▸ **WRITTEN PROBLEM**:
The material below should be written out in full and exactly; pictures stay out of the copy.

▸ **GIVEN INFORMATION**:
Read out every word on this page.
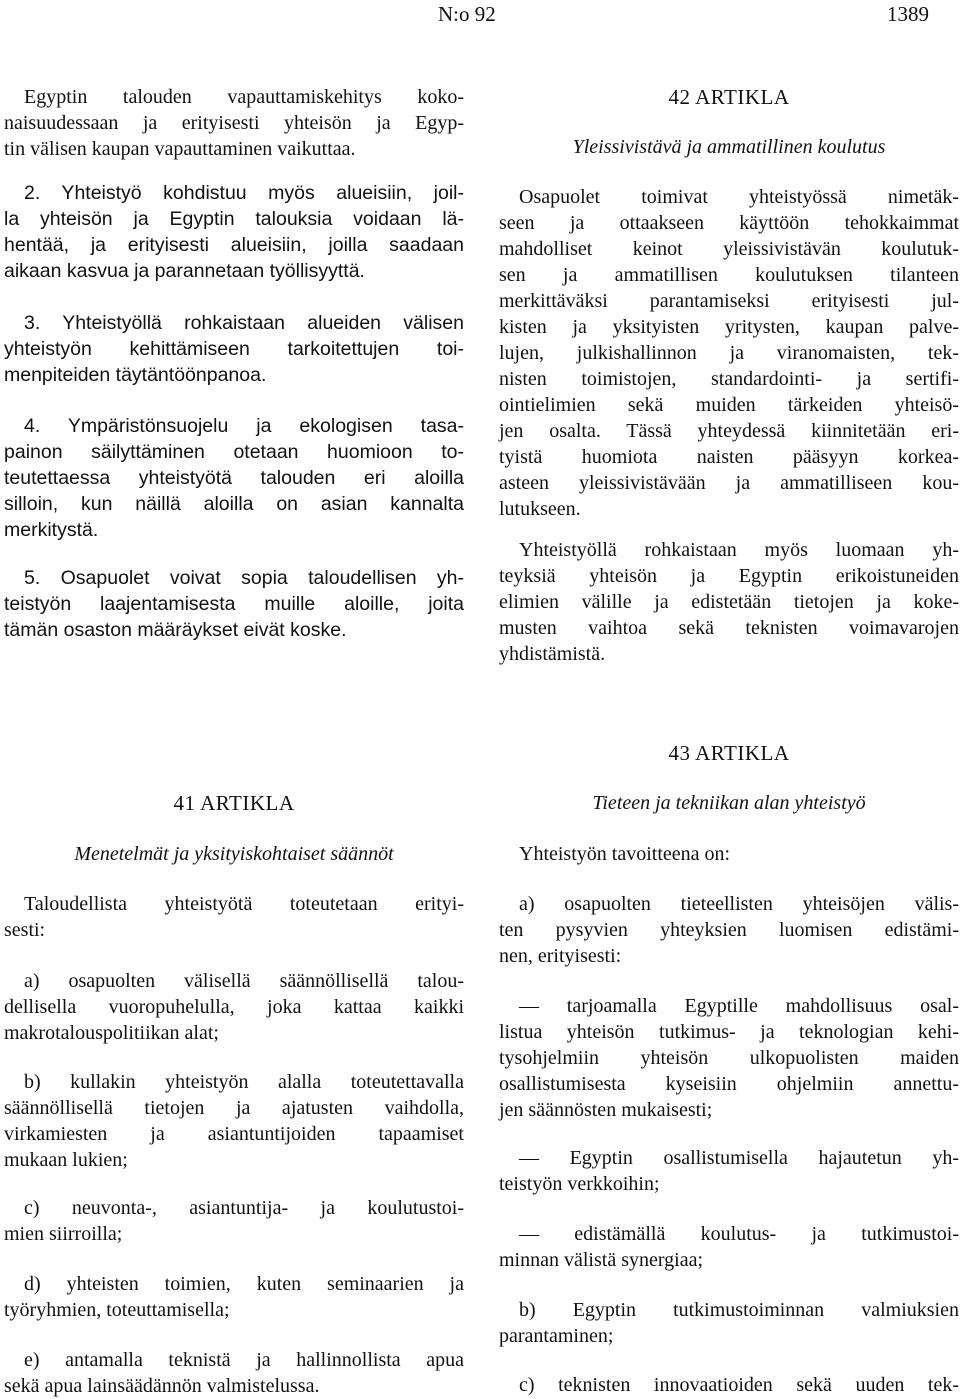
N:o 92	1389
Egyptin talouden vapauttamiskehitys koko-
naisuudessaan ja erityisesti yhteisön ja Egyp-
tin välisen kaupan vapauttaminen vaikuttaa.
2. Yhteistyö kohdistuu myös alueisiin, joil-
la yhteisön ja Egyptin talouksia voidaan lä-
hentää, ja erityisesti alueisiin, joilla saadaan
aikaan kasvua ja parannetaan työllisyyttä.
3. Yhteistyöllä rohkaistaan alueiden välisen
yhteistyön kehittämiseen tarkoitettujen toi-
menpiteiden täytäntöönpanoa.
4. Ympäristönsuojelu ja ekologisen tasa-
painon säilyttäminen otetaan huomioon to-
teutettaessa yhteistyötä talouden eri aloilla
silloin, kun näillä aloilla on asian kannalta
merkitystä.
5. Osapuolet voivat sopia taloudellisen yh-
teistyön laajentamisesta muille aloille, joita
tämän osaston määräykset eivät koske.
41 ARTIKLA
Menetelmät ja yksityiskohtaiset säännöt
Taloudellista yhteistyötä toteutetaan erityi-
sesti:
a) osapuolten välisellä säännöllisellä talou-
dellisella vuoropuhelulla, joka kattaa kaikki
makrotalouspolitiikan alat;
b) kullakin yhteistyön alalla toteutettavalla
säännöllisellä tietojen ja ajatusten vaihdolla,
virkamiesten ja asiantuntijoiden tapaamiset
mukaan lukien;
c) neuvonta-, asiantuntija- ja koulutustoi-
mien siirroilla;
d) yhteisten toimien, kuten seminaarien ja
työryhmien, toteuttamisella;
e) antamalla teknistä ja hallinnollista apua
sekä apua lainsäädännön valmistelussa.
42 ARTIKLA
Yleissivistävä ja ammatillinen koulutus
Osapuolet toimivat yhteistyössä nimetäk-
seen ja ottaakseen käyttöön tehokkaimmat
mahdolliset keinot yleissivistävän koulutuk-
sen ja ammatillisen koulutuksen tilanteen
merkittäväksi parantamiseksi erityisesti jul-
kisten ja yksityisten yritysten, kaupan palve-
lujen, julkishallinnon ja viranomaisten, tek-
nisten toimistojen, standardointi- ja sertifi-
ointielimien sekä muiden tärkeiden yhteisö-
jen osalta. Tässä yhteydessä kiinnitetään eri-
tyistä huomiota naisten pääsyyn korkea-
asteen yleissivistävään ja ammatilliseen kou-
lutukseen.
Yhteistyöllä rohkaistaan myös luomaan yh-
teyksiä yhteisön ja Egyptin erikoistuneiden
elimien välille ja edistetään tietojen ja koke-
musten vaihtoa sekä teknisten voimavarojen
yhdistämistä.
43 ARTIKLA
Tieteen ja tekniikan alan yhteistyö
Yhteistyön tavoitteena on:
a) osapuolten tieteellisten yhteisöjen välis-
ten pysyvien yhteyksien luomisen edistämi-
nen, erityisesti:
— tarjoamalla Egyptille mahdollisuus osal-
listua yhteisön tutkimus- ja teknologian kehi-
tysohjelmiin yhteisön ulkopuolisten maiden
osallistumisesta kyseisiin ohjelmiin annettu-
jen säännösten mukaisesti;
— Egyptin osallistumisella hajautetun yh-
teistyön verkkoihin;
— edistämällä koulutus- ja tutkimustoi-
minnan välistä synergiaa;
b) Egyptin tutkimustoiminnan valmiuksien
parantaminen;
c) teknisten innovaatioiden sekä uuden tek-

▸ **COMPLETED EXERCISE**:
Read out every word on this page.
N:o 92	1389
Egyptin talouden vapauttamiskehitys koko-
naisuudessaan ja erityisesti yhteisön ja Egyp-
tin välisen kaupan vapauttaminen vaikuttaa.
2. Yhteistyö kohdistuu myös alueisiin, joil-
la yhteisön ja Egyptin talouksia voidaan lä-
hentää, ja erityisesti alueisiin, joilla saadaan
aikaan kasvua ja parannetaan työllisyyttä.
3. Yhteistyöllä rohkaistaan alueiden välisen
yhteistyön kehittämiseen tarkoitettujen toi-
menpiteiden täytäntöönpanoa.
4. Ympäristönsuojelu ja ekologisen tasa-
painon säilyttäminen otetaan huomioon to-
teutettaessa yhteistyötä talouden eri aloilla
silloin, kun näillä aloilla on asian kannalta
merkitystä.
5. Osapuolet voivat sopia taloudellisen yh-
teistyön laajentamisesta muille aloille, joita
tämän osaston määräykset eivät koske.
41 ARTIKLA
Menetelmät ja yksityiskohtaiset säännöt
Taloudellista yhteistyötä toteutetaan erityi-
sesti:
a) osapuolten välisellä säännöllisellä talou-
dellisella vuoropuhelulla, joka kattaa kaikki
makrotalouspolitiikan alat;
b) kullakin yhteistyön alalla toteutettavalla
säännöllisellä tietojen ja ajatusten vaihdolla,
virkamiesten ja asiantuntijoiden tapaamiset
mukaan lukien;
c) neuvonta-, asiantuntija- ja koulutustoi-
mien siirroilla;
d) yhteisten toimien, kuten seminaarien ja
työryhmien, toteuttamisella;
e) antamalla teknistä ja hallinnollista apua
sekä apua lainsäädännön valmistelussa.
42 ARTIKLA
Yleissivistävä ja ammatillinen koulutus
Osapuolet toimivat yhteistyössä nimetäk-
seen ja ottaakseen käyttöön tehokkaimmat
mahdolliset keinot yleissivistävän koulutuk-
sen ja ammatillisen koulutuksen tilanteen
merkittäväksi parantamiseksi erityisesti jul-
kisten ja yksityisten yritysten, kaupan palve-
lujen, julkishallinnon ja viranomaisten, tek-
nisten toimistojen, standardointi- ja sertifi-
ointielimien sekä muiden tärkeiden yhteisö-
jen osalta. Tässä yhteydessä kiinnitetään eri-
tyistä huomiota naisten pääsyyn korkea-
asteen yleissivistävään ja ammatilliseen kou-
lutukseen.
Yhteistyöllä rohkaistaan myös luomaan yh-
teyksiä yhteisön ja Egyptin erikoistuneiden
elimien välille ja edistetään tietojen ja koke-
musten vaihtoa sekä teknisten voimavarojen
yhdistämistä.
43 ARTIKLA
Tieteen ja tekniikan alan yhteistyö
Yhteistyön tavoitteena on:
a) osapuolten tieteellisten yhteisöjen välis-
ten pysyvien yhteyksien luomisen edistämi-
nen, erityisesti:
— tarjoamalla Egyptille mahdollisuus osal-
listua yhteisön tutkimus- ja teknologian kehi-
tysohjelmiin yhteisön ulkopuolisten maiden
osallistumisesta kyseisiin ohjelmiin annettu-
jen säännösten mukaisesti;
— Egyptin osallistumisella hajautetun yh-
teistyön verkkoihin;
— edistämällä koulutus- ja tutkimustoi-
minnan välistä synergiaa;
b) Egyptin tutkimustoiminnan valmiuksien
parantaminen;
c) teknisten innovaatioiden sekä uuden tek-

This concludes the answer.